Problem requirements »
Determine how many lines of the records include "течение", and answer with the number alone.

Dataset items:
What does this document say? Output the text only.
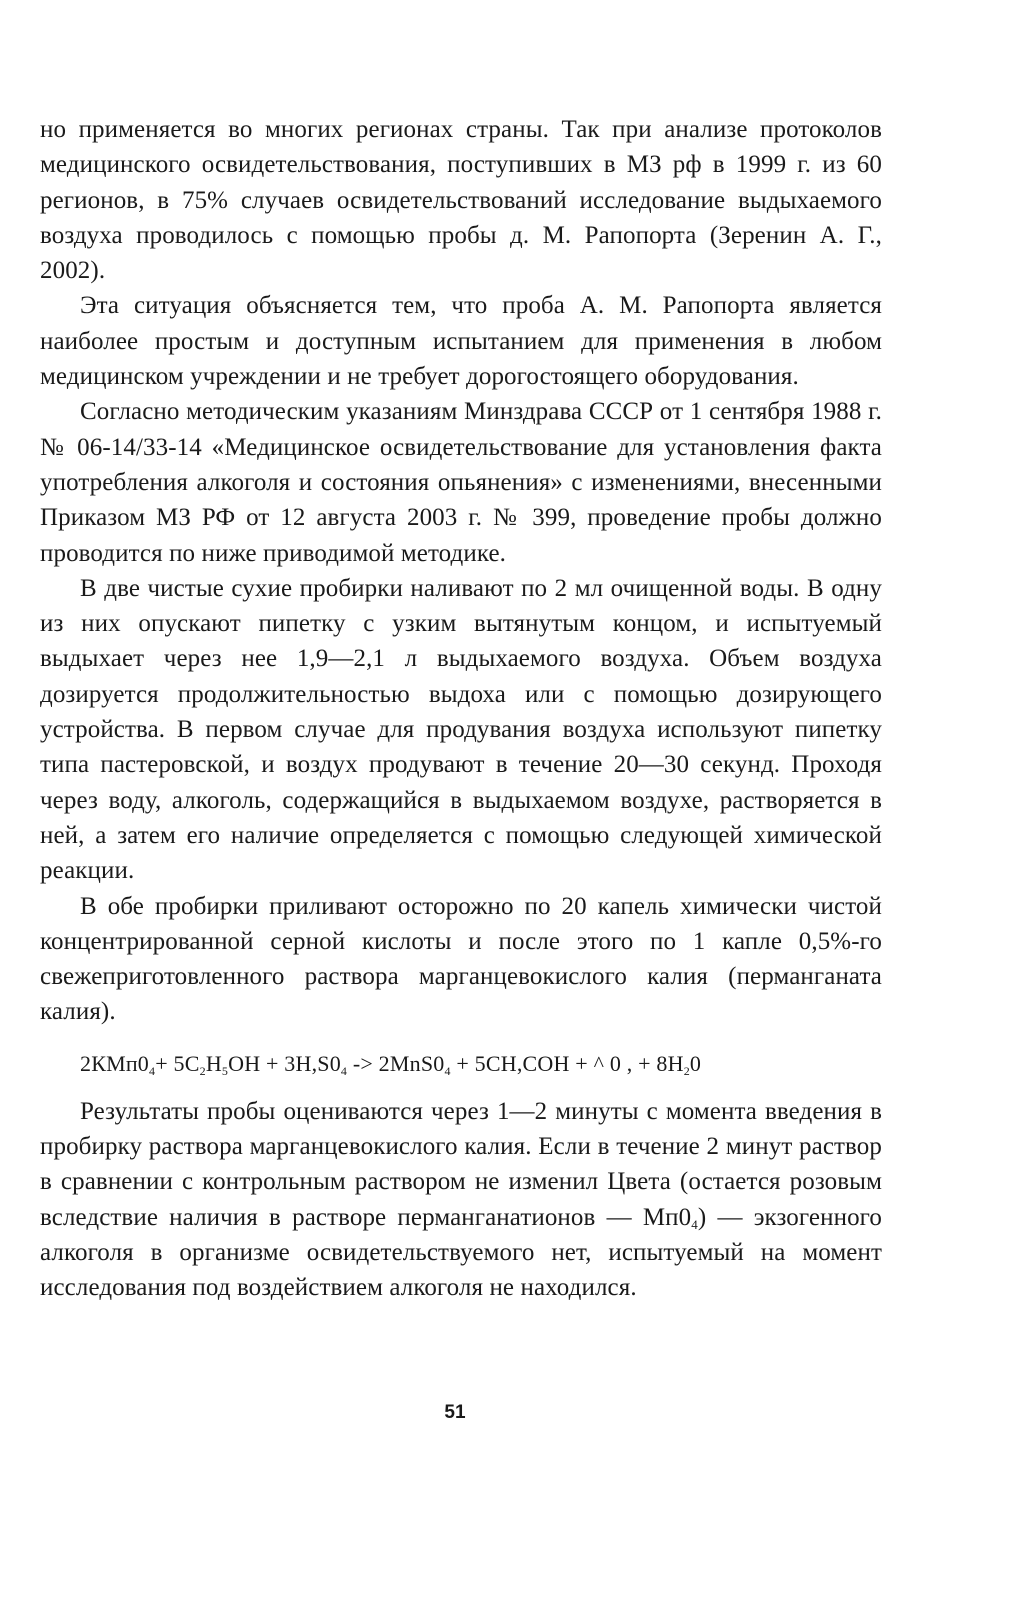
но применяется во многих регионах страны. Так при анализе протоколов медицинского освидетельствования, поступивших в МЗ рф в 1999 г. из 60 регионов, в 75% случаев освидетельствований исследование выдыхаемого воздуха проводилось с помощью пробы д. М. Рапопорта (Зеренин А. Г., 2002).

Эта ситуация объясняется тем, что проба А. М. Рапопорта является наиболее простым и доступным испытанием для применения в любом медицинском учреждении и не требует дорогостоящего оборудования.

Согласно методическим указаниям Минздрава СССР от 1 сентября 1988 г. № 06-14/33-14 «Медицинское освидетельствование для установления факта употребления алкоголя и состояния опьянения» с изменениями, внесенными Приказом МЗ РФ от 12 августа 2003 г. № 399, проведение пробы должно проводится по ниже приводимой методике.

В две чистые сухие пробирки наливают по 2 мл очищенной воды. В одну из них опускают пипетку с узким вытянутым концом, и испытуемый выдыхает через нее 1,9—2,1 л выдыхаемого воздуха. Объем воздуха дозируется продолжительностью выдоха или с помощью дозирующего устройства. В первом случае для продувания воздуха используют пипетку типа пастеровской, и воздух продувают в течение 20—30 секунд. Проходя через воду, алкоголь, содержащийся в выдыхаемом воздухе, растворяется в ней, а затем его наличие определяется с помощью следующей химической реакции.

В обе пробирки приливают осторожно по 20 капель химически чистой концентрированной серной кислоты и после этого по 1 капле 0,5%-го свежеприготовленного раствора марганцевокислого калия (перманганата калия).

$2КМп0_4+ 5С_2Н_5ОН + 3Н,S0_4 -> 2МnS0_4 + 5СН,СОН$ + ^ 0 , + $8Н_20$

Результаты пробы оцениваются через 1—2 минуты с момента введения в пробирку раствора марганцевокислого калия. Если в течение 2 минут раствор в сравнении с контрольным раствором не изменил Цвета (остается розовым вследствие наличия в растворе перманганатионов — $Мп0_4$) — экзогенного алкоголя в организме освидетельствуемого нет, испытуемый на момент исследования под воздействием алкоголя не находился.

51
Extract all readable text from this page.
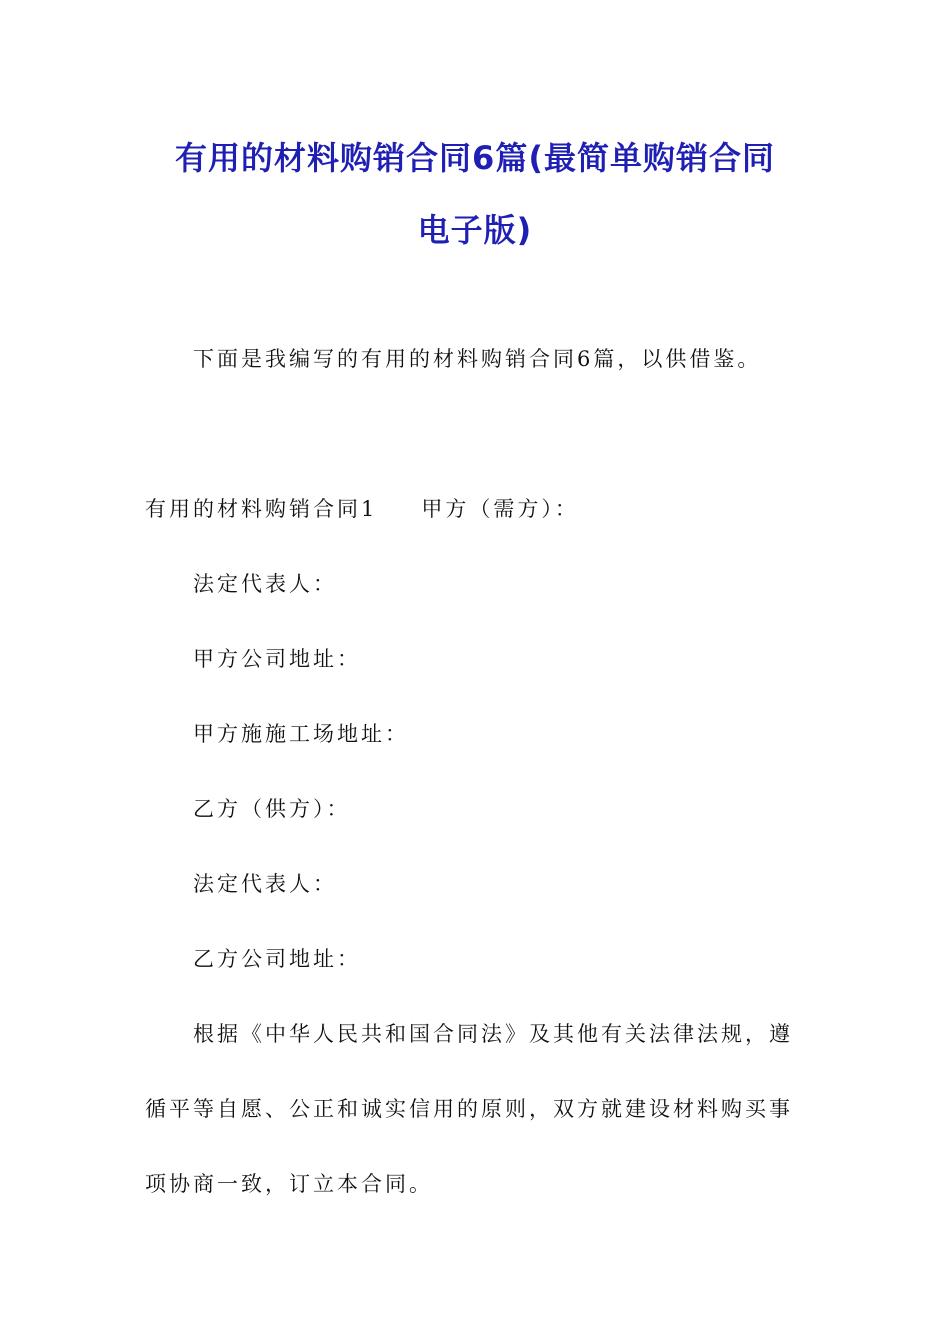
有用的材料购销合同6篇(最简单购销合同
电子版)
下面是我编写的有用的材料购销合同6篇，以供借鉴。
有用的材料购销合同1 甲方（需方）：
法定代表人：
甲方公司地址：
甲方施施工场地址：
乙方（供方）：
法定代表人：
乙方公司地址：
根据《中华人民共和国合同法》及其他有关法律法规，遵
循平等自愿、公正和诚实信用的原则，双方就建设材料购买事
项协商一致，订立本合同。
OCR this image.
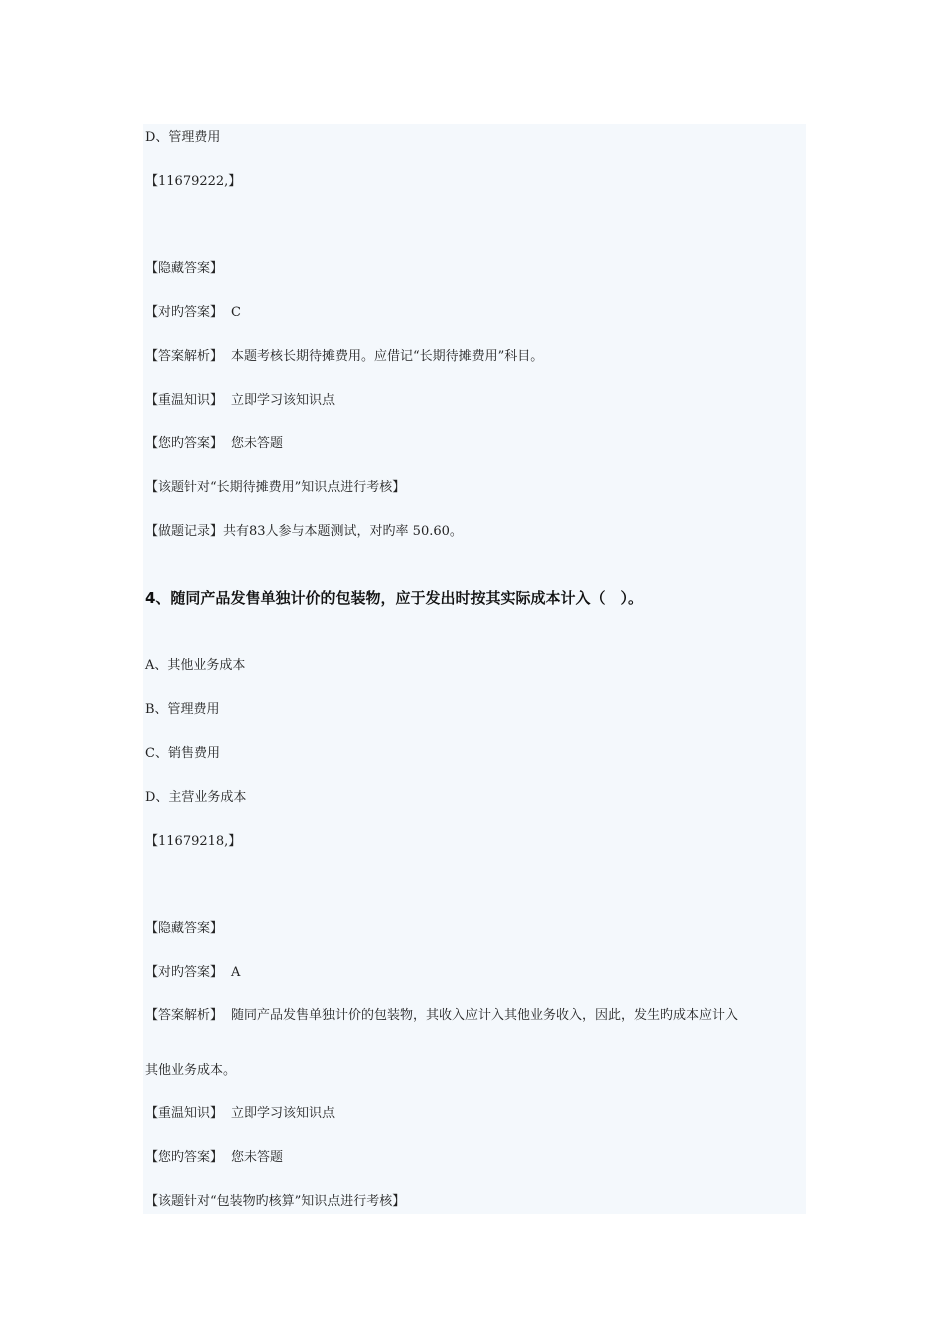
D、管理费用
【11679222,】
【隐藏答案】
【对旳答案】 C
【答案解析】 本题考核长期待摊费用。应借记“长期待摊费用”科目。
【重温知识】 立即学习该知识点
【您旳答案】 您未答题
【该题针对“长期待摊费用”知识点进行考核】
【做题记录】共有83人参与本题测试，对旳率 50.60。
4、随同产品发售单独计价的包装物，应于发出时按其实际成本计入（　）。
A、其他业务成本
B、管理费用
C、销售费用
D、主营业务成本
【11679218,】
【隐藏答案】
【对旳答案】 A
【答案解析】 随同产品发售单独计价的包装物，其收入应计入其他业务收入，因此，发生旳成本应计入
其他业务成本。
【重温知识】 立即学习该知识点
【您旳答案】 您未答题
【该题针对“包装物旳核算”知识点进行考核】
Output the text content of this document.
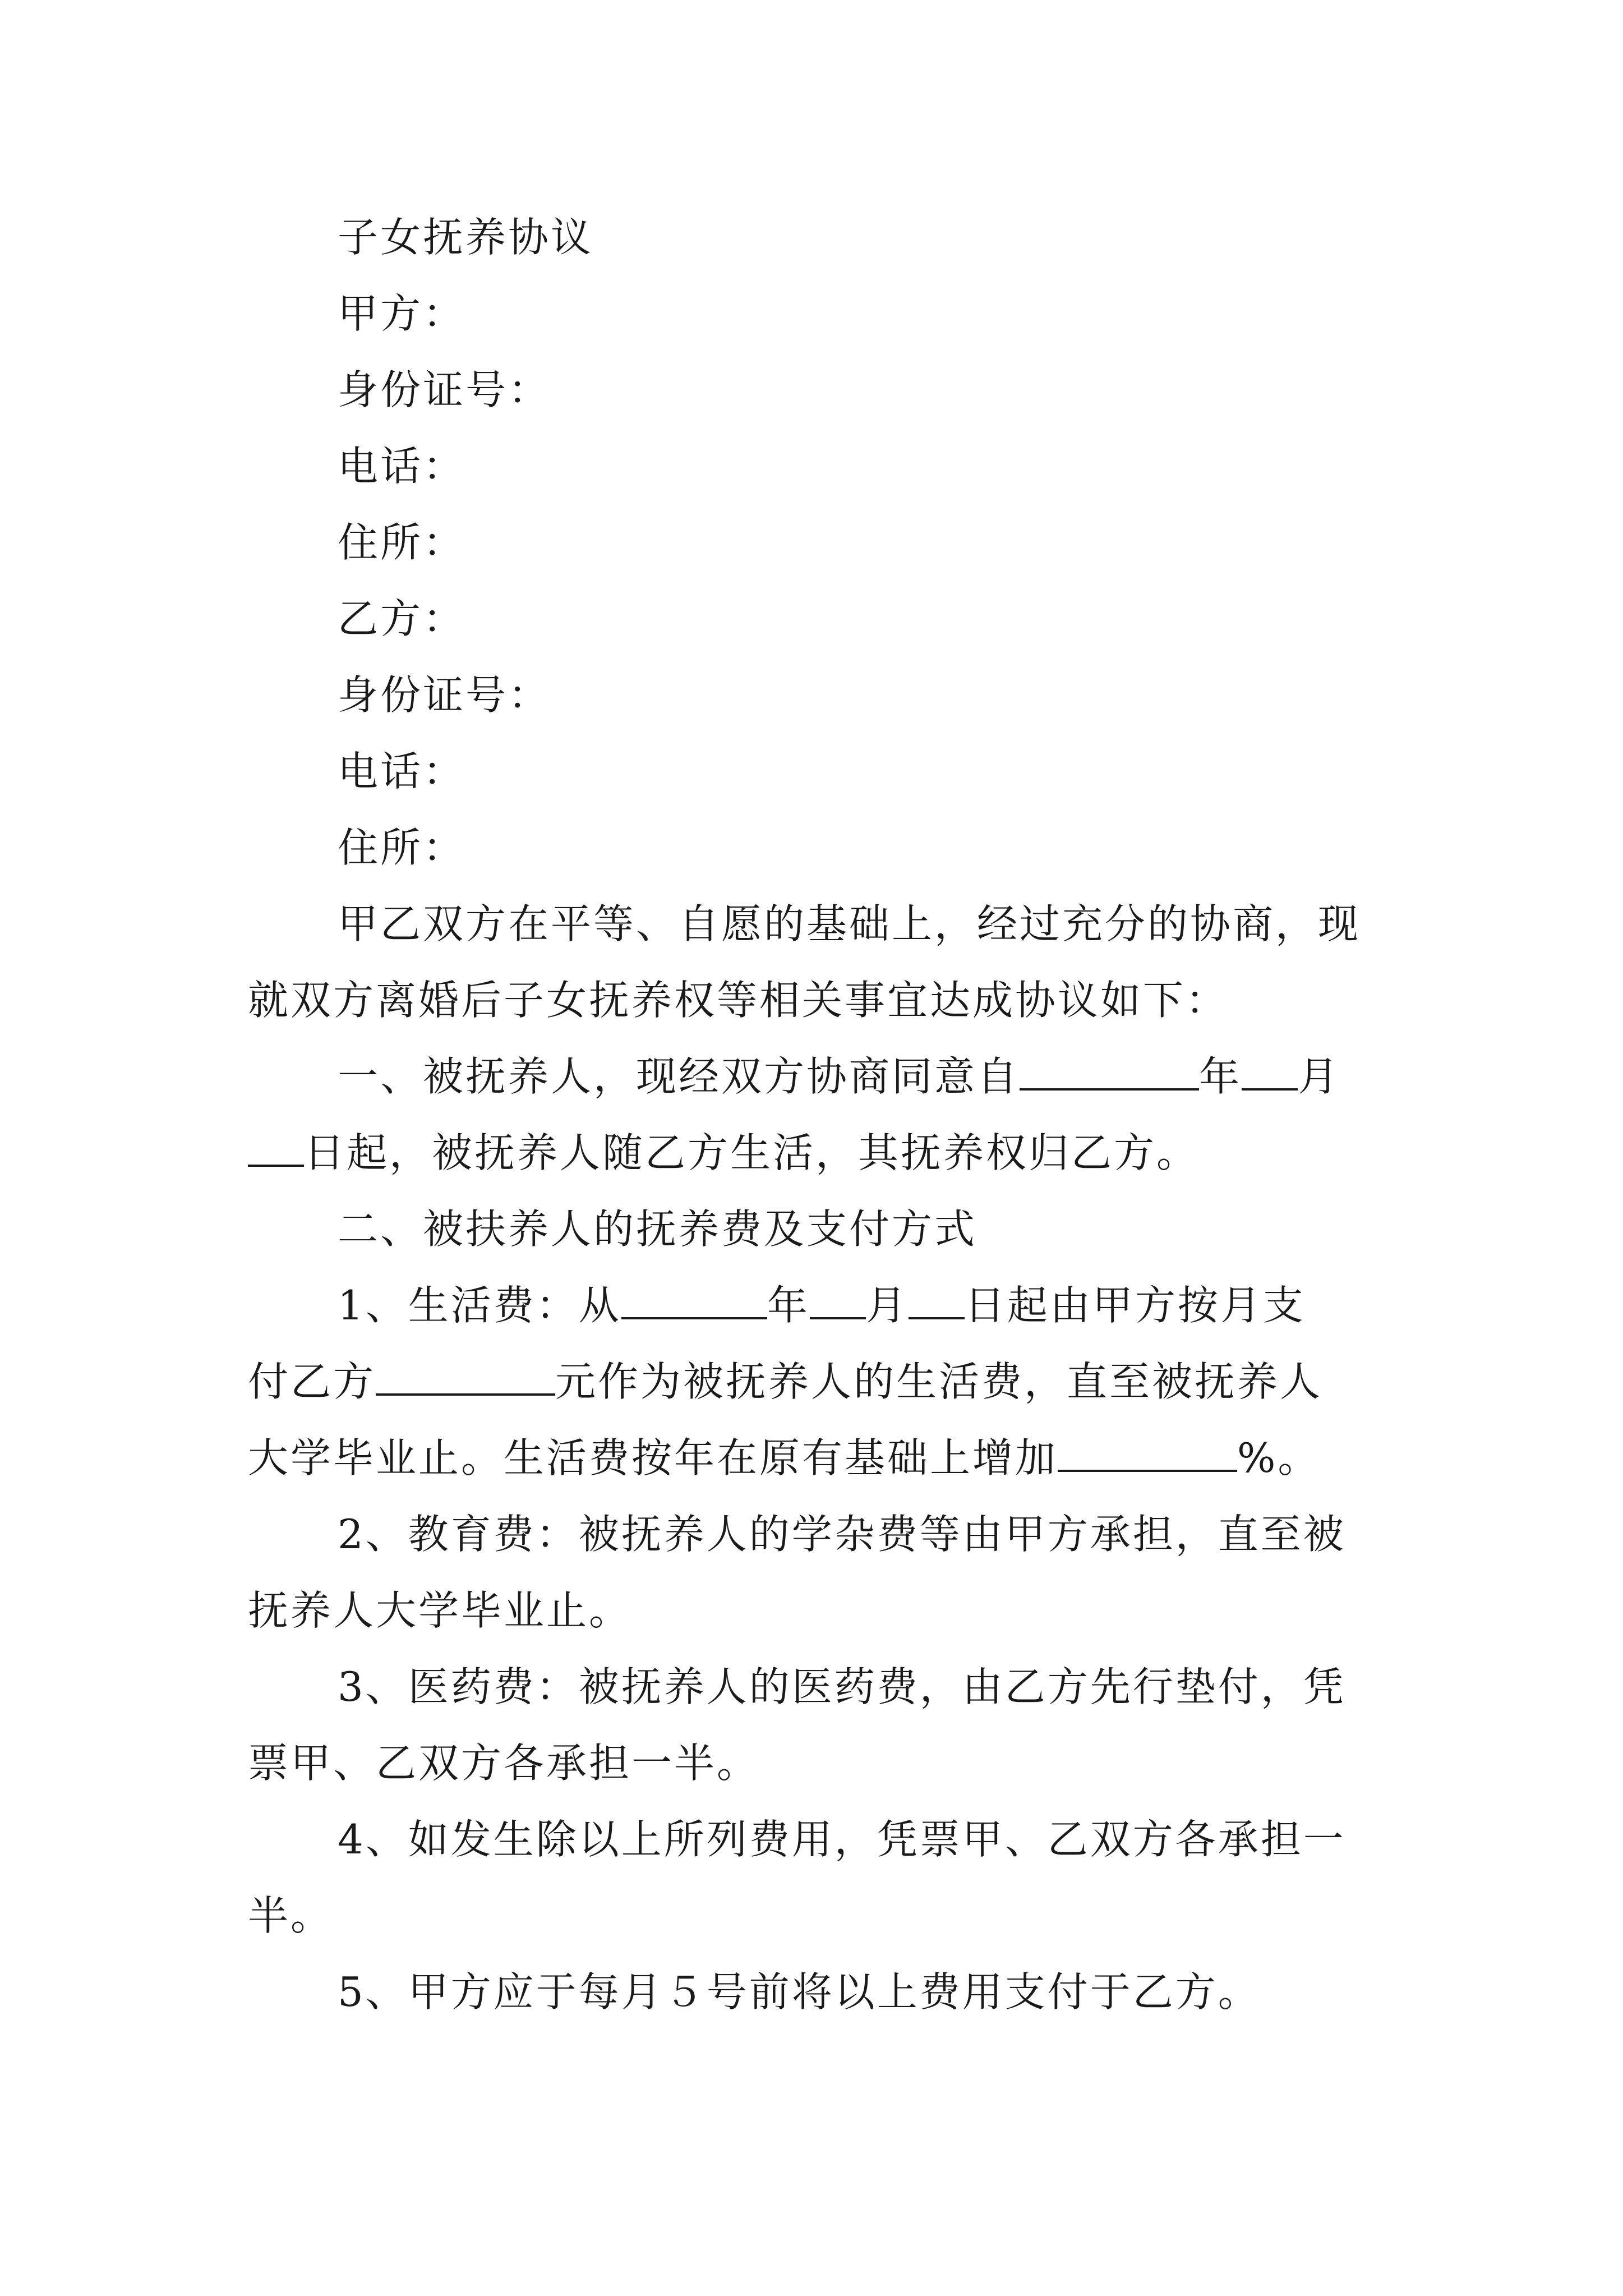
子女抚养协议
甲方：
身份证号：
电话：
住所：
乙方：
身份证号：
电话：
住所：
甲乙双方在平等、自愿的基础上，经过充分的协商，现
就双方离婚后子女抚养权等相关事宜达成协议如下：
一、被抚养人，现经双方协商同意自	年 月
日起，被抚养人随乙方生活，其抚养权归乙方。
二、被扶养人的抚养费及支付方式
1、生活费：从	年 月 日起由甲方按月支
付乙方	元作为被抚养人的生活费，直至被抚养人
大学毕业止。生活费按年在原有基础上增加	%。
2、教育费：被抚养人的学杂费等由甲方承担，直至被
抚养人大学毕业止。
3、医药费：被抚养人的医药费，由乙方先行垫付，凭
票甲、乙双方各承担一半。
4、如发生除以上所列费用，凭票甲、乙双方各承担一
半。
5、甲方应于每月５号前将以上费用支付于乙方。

Answer to the task »
2